RECORD SET
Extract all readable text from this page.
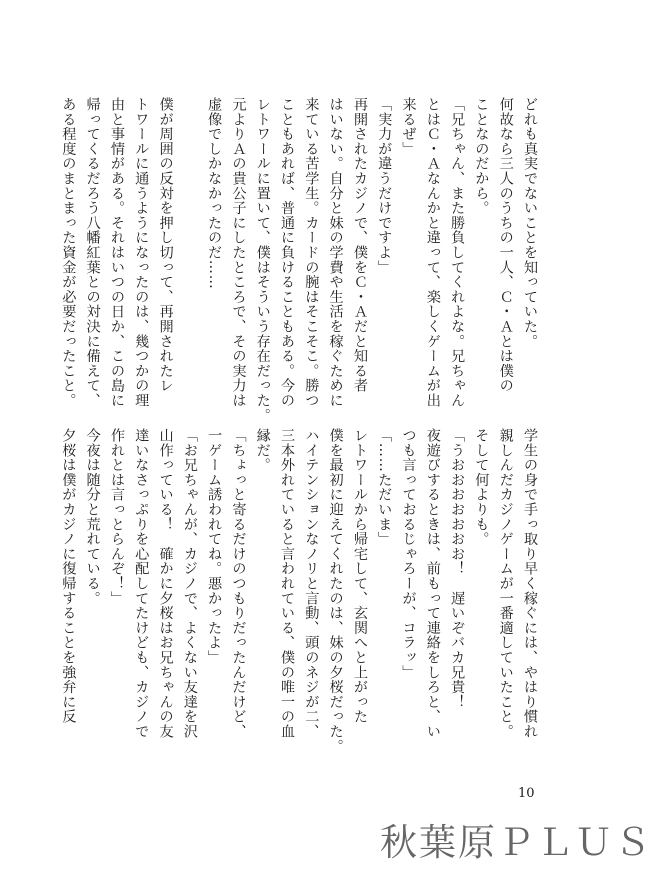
どれも真実でないことを知っていた。

何故なら三人のうちの一人、Ｃ・Ａとは僕の

ことなのだから。

「兄ちゃん、また勝負してくれよな。兄ちゃん

とはＣ・Ａなんかと違って、楽しくゲームが出

来るぜ」

「実力が違うだけですよ」

再開されたカジノで、僕をＣ・Ａだと知る者

はいない。自分と妹の学費や生活を稼ぐために

来ている苦学生。カードの腕はそこそこ。勝つ

こともあれば、普通に負けることもある。今の

レトワールに置いて、僕はそういう存在だった。

元よりＡの貴公子にしたところで、その実力は

虚像でしかなかったのだ……

僕が周囲の反対を押し切って、再開されたレ

トワールに通うようになったのは、幾つかの理

由と事情がある。それはいつの日か、この島に

帰ってくるだろう八幡紅葉との対決に備えて、

ある程度のまとまった資金が必要だったこと。

学生の身で手っ取り早く稼ぐには、やはり慣れ

親しんだカジノゲームが一番適していたこと。

そして何よりも。

「うおおおおおおお！　遅いぞバカ兄貴！

夜遊びするときは、前もって連絡をしろと、い

つも言っておるじゃろーが、コラッ」

「……ただいま」

レトワールから帰宅して、玄関へと上がった

僕を最初に迎えてくれたのは、妹の夕桜だった。

ハイテンションなノリと言動、頭のネジが二、

三本外れていると言われている、僕の唯一の血

縁だ。

「ちょっと寄るだけのつもりだったんだけど、

一ゲーム誘われてね。悪かったよ」

「お兄ちゃんが、カジノで、よくない友達を沢

山作っている！　確かに夕桜はお兄ちゃんの友

達いなさっぷりを心配してたけども、カジノで

作れとは言っとらんぞ！」

今夜は随分と荒れている。

夕桜は僕がカジノに復帰することを強弁に反

10
秋葉原ＰＬＵＳ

DO THIS
Transcribe every entry word for word, but omit the pictures.

ANSWER FOR THIS EXERCISE
Extract all readable text from this page.
どれも真実でないことを知っていた。

何故なら三人のうちの一人、Ｃ・Ａとは僕の

ことなのだから。

「兄ちゃん、また勝負してくれよな。兄ちゃん

とはＣ・Ａなんかと違って、楽しくゲームが出

来るぜ」

「実力が違うだけですよ」

再開されたカジノで、僕をＣ・Ａだと知る者

はいない。自分と妹の学費や生活を稼ぐために

来ている苦学生。カードの腕はそこそこ。勝つ

こともあれば、普通に負けることもある。今の

レトワールに置いて、僕はそういう存在だった。

元よりＡの貴公子にしたところで、その実力は

虚像でしかなかったのだ……

僕が周囲の反対を押し切って、再開されたレ

トワールに通うようになったのは、幾つかの理

由と事情がある。それはいつの日か、この島に

帰ってくるだろう八幡紅葉との対決に備えて、

ある程度のまとまった資金が必要だったこと。

学生の身で手っ取り早く稼ぐには、やはり慣れ

親しんだカジノゲームが一番適していたこと。

そして何よりも。

「うおおおおおおお！　遅いぞバカ兄貴！

夜遊びするときは、前もって連絡をしろと、い

つも言っておるじゃろーが、コラッ」

「……ただいま」

レトワールから帰宅して、玄関へと上がった

僕を最初に迎えてくれたのは、妹の夕桜だった。

ハイテンションなノリと言動、頭のネジが二、

三本外れていると言われている、僕の唯一の血

縁だ。

「ちょっと寄るだけのつもりだったんだけど、

一ゲーム誘われてね。悪かったよ」

「お兄ちゃんが、カジノで、よくない友達を沢

山作っている！　確かに夕桜はお兄ちゃんの友

達いなさっぷりを心配してたけども、カジノで

作れとは言っとらんぞ！」

今夜は随分と荒れている。

夕桜は僕がカジノに復帰することを強弁に反

10
秋葉原ＰＬＵＳ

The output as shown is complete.